** START OF Input **

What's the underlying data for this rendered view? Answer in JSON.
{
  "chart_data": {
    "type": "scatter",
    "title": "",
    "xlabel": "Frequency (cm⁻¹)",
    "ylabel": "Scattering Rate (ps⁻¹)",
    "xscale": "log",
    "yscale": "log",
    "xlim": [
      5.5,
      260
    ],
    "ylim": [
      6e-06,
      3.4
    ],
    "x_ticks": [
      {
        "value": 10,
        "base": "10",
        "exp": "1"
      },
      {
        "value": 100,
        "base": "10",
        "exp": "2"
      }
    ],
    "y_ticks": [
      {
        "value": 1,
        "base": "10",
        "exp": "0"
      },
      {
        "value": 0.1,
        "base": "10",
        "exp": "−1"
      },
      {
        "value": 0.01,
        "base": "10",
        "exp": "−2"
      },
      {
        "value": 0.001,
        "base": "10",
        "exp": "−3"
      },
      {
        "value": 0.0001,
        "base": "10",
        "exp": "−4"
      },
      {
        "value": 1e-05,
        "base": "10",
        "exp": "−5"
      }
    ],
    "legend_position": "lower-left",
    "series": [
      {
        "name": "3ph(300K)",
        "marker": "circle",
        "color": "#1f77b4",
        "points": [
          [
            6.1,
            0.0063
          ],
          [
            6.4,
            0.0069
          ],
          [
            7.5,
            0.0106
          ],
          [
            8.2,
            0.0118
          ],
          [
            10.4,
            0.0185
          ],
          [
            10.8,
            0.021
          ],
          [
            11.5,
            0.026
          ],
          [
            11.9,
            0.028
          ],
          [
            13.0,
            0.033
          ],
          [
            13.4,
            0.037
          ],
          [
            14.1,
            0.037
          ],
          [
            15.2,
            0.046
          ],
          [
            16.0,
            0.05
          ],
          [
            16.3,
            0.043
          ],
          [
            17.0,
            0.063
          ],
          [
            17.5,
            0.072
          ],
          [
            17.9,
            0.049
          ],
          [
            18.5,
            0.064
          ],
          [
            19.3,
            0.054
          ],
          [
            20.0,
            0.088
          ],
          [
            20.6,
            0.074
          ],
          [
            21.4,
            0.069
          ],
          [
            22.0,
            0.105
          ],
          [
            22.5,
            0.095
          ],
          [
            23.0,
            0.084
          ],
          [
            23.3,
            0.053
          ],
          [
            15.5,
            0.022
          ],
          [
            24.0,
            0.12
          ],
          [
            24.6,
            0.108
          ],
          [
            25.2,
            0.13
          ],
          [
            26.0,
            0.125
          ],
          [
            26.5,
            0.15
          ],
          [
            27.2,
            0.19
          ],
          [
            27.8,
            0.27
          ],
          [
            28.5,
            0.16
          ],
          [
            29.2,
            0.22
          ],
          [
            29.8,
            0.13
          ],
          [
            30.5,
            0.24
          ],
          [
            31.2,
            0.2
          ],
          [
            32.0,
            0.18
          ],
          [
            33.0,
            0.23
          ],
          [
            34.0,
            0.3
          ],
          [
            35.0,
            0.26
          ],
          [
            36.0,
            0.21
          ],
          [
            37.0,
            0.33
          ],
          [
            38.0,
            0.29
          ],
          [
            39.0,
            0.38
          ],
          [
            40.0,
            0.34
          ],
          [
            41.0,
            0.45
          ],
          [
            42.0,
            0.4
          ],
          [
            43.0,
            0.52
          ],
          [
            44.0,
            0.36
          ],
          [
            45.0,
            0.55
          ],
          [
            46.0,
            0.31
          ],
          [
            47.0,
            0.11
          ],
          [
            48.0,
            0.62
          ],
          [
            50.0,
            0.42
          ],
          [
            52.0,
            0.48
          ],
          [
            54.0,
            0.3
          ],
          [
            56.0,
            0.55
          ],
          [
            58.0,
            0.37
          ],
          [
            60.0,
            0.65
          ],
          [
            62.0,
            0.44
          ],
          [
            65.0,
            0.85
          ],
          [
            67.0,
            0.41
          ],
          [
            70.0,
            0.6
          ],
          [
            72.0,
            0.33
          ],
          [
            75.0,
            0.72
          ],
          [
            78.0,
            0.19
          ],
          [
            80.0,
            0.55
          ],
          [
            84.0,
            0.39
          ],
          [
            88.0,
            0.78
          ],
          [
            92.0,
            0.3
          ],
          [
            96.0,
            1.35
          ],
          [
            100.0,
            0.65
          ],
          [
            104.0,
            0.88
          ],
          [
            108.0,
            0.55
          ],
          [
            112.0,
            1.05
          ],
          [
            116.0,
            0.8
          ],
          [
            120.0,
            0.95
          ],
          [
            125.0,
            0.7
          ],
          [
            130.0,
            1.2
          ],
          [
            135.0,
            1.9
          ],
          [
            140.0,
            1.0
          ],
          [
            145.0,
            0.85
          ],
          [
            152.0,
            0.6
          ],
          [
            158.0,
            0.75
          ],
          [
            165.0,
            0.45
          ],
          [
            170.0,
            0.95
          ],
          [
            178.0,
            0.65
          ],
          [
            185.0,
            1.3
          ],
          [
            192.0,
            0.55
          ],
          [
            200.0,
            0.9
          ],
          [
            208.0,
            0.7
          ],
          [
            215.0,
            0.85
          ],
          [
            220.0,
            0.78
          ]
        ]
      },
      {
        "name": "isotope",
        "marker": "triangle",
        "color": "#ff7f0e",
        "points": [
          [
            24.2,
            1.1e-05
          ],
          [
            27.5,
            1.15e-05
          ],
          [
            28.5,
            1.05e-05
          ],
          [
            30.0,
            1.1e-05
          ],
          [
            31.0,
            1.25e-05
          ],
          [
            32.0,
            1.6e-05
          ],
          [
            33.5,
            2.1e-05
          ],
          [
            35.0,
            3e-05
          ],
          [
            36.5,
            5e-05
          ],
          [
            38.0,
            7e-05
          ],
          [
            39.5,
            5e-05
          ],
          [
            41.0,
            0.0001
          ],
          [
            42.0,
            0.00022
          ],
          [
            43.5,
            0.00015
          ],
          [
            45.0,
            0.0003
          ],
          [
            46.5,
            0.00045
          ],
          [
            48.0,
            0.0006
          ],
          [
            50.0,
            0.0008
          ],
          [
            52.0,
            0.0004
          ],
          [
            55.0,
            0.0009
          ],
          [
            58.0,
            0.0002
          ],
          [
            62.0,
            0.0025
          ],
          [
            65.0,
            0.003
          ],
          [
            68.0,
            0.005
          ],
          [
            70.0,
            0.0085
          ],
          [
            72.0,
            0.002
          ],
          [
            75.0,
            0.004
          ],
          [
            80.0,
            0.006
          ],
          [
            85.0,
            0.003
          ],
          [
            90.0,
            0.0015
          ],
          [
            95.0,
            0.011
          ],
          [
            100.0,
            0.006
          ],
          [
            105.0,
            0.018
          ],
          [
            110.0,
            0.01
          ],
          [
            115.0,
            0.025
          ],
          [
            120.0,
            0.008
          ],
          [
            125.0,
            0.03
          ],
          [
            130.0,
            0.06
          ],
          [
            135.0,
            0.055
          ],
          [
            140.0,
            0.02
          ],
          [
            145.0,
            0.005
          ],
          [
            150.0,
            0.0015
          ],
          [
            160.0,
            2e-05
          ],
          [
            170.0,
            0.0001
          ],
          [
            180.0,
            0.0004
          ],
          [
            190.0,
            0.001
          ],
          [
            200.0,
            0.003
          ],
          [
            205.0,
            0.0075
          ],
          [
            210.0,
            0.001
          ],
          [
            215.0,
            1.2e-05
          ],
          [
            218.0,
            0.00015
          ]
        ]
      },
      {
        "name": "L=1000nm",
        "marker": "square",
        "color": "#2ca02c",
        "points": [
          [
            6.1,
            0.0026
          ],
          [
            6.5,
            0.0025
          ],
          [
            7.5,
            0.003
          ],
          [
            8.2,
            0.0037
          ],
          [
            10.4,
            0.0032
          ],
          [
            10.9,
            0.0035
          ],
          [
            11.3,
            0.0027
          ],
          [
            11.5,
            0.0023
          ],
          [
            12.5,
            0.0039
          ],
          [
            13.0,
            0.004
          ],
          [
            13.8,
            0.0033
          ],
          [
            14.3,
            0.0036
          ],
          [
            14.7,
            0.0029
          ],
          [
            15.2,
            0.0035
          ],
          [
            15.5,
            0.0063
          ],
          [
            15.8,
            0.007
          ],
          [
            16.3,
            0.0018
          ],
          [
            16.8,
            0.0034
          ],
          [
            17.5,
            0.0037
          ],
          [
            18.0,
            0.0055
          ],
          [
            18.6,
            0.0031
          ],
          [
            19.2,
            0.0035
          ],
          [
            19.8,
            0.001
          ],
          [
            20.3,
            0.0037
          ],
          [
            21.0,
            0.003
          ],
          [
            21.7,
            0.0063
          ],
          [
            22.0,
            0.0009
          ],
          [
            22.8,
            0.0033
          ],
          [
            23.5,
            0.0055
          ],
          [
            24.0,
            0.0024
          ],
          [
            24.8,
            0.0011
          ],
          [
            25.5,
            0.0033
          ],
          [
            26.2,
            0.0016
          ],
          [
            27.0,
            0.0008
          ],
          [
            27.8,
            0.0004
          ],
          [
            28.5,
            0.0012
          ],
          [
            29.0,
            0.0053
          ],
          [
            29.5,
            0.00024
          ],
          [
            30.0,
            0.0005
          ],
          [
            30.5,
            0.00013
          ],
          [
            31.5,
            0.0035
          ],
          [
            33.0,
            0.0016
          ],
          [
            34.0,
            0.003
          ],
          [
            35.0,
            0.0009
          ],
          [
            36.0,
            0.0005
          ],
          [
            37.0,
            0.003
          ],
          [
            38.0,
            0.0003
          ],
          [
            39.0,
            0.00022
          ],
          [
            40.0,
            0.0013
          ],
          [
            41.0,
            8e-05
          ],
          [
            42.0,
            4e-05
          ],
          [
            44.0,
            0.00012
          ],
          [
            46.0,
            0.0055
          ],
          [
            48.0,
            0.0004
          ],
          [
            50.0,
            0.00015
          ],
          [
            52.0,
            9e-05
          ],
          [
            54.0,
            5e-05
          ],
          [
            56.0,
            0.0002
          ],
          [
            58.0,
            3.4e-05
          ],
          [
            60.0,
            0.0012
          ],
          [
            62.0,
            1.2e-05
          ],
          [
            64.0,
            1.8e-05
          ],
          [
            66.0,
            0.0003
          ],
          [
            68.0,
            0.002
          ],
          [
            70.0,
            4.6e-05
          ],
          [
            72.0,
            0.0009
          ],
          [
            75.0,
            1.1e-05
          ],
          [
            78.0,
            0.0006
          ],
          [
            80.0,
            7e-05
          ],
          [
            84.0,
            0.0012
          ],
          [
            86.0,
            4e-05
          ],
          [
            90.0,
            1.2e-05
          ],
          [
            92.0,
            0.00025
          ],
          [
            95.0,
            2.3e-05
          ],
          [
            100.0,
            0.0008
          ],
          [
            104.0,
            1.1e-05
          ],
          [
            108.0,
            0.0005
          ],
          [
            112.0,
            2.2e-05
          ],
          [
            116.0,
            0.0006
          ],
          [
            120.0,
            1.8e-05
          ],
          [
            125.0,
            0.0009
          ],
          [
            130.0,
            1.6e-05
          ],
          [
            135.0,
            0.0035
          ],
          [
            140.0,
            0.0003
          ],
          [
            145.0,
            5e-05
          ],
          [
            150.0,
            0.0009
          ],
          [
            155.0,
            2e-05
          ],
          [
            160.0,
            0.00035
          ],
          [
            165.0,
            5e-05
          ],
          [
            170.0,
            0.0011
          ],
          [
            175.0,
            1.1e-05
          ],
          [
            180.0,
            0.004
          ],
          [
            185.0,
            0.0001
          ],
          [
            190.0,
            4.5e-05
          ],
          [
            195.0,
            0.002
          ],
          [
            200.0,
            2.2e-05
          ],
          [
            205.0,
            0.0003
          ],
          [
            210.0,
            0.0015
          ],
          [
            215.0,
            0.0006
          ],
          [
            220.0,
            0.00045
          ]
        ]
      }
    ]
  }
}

** END OF Input **

Exercise description
Across the material above, how many lines include the string "value"? Only the number is wanted.

Written answer
8